"będą" appears in how many lines of the entries? State only the number.

[Records]
►
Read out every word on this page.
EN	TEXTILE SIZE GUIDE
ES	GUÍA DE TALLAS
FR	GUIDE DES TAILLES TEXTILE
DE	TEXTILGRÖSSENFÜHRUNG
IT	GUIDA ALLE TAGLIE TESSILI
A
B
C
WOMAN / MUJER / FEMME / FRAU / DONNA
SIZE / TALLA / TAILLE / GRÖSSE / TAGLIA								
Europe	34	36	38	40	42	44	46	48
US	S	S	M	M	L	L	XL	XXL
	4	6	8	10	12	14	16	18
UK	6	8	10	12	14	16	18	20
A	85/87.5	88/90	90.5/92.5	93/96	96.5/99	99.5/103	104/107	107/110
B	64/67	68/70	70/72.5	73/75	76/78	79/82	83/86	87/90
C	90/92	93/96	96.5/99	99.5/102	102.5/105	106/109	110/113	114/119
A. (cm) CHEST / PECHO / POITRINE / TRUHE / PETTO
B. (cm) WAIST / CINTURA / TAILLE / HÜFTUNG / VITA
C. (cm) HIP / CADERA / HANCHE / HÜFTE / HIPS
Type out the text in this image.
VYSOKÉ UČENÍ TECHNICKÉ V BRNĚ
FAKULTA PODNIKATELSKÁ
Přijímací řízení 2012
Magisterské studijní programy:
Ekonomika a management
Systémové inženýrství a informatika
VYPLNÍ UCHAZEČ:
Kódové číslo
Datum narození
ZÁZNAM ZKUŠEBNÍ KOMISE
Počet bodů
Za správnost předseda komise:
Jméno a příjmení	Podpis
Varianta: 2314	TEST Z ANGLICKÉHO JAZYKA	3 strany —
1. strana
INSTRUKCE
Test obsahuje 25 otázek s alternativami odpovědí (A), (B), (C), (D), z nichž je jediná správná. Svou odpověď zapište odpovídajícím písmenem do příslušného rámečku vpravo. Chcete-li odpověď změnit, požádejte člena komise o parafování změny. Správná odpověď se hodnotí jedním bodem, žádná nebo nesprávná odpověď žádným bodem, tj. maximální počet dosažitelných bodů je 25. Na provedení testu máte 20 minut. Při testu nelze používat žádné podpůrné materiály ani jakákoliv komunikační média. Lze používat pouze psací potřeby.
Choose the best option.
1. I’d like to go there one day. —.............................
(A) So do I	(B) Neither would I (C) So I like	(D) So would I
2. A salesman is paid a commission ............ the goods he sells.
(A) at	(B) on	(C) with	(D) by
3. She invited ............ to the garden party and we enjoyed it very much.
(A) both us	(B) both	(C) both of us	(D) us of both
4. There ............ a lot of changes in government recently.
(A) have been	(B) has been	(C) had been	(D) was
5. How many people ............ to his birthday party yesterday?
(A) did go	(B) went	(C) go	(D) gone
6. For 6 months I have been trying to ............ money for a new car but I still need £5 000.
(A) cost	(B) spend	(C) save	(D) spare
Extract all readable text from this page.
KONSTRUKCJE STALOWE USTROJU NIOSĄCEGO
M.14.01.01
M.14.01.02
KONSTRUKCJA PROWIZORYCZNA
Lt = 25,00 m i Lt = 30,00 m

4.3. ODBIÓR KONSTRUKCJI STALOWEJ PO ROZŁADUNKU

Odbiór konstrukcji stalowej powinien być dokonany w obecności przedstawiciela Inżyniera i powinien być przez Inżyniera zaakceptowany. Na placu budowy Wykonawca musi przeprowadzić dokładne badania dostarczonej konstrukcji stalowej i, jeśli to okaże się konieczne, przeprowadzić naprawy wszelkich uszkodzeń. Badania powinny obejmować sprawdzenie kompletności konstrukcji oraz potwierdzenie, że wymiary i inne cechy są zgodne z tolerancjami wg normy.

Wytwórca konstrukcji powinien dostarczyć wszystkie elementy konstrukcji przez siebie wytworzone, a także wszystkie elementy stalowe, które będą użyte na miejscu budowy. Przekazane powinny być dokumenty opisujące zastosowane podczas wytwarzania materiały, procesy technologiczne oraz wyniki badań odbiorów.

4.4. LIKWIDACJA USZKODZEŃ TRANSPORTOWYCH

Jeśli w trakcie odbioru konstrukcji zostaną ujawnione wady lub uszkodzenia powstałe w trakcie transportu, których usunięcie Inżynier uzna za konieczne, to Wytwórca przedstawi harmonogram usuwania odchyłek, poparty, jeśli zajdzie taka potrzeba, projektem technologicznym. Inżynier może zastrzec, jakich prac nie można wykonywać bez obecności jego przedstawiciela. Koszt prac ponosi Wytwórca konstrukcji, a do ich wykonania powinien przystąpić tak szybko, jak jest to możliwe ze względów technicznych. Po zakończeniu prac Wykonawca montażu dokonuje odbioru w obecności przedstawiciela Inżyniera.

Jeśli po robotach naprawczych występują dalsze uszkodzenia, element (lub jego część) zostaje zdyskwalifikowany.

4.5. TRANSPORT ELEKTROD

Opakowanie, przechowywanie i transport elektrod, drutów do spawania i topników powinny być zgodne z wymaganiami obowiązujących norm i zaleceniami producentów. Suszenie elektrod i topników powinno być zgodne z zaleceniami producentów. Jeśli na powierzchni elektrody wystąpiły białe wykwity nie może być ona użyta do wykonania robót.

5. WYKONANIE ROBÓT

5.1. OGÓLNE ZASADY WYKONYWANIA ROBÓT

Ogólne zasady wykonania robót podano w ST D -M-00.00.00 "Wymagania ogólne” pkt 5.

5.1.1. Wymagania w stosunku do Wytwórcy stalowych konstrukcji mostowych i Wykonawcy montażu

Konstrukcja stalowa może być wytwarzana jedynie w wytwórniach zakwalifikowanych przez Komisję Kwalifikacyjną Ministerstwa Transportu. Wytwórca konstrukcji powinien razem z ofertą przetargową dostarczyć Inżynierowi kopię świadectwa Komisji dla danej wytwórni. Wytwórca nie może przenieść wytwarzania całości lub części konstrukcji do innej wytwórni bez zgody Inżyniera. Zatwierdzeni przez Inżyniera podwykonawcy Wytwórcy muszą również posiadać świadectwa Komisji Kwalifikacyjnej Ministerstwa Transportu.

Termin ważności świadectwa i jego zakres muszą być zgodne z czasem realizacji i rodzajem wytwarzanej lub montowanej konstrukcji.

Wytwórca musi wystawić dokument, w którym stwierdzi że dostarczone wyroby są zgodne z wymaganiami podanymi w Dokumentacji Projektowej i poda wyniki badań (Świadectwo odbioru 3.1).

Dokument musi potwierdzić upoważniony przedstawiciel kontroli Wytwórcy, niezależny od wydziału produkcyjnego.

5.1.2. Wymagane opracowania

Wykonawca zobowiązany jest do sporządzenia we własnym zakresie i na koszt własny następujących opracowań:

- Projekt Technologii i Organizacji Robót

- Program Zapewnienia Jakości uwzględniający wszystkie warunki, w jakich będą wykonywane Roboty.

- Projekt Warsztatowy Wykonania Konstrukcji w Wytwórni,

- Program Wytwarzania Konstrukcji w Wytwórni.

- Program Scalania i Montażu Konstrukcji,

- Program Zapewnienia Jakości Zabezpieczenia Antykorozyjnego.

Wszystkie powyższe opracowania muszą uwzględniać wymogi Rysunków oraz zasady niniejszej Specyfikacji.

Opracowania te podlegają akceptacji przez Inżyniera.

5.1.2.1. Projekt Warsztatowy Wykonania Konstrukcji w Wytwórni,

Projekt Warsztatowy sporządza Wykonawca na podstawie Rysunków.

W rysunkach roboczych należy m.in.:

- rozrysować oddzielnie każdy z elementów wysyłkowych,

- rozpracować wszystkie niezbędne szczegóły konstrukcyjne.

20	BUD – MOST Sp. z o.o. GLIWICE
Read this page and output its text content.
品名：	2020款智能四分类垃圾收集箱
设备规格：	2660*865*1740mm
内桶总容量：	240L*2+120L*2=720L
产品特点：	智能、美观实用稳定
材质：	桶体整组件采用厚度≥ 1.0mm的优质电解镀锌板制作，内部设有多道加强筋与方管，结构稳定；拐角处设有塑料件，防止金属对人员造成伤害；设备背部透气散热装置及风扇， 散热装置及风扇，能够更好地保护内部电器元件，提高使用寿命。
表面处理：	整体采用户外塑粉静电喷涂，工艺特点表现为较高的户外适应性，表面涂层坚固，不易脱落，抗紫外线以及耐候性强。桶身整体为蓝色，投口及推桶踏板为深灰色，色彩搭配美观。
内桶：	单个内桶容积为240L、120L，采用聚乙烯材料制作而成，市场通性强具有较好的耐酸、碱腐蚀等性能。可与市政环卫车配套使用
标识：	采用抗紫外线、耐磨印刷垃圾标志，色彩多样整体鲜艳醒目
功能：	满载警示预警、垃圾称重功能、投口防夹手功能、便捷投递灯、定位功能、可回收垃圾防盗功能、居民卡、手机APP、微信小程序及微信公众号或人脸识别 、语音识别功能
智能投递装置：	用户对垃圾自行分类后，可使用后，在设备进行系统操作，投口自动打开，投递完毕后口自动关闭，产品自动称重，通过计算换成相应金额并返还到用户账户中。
◄
### Final answer:
2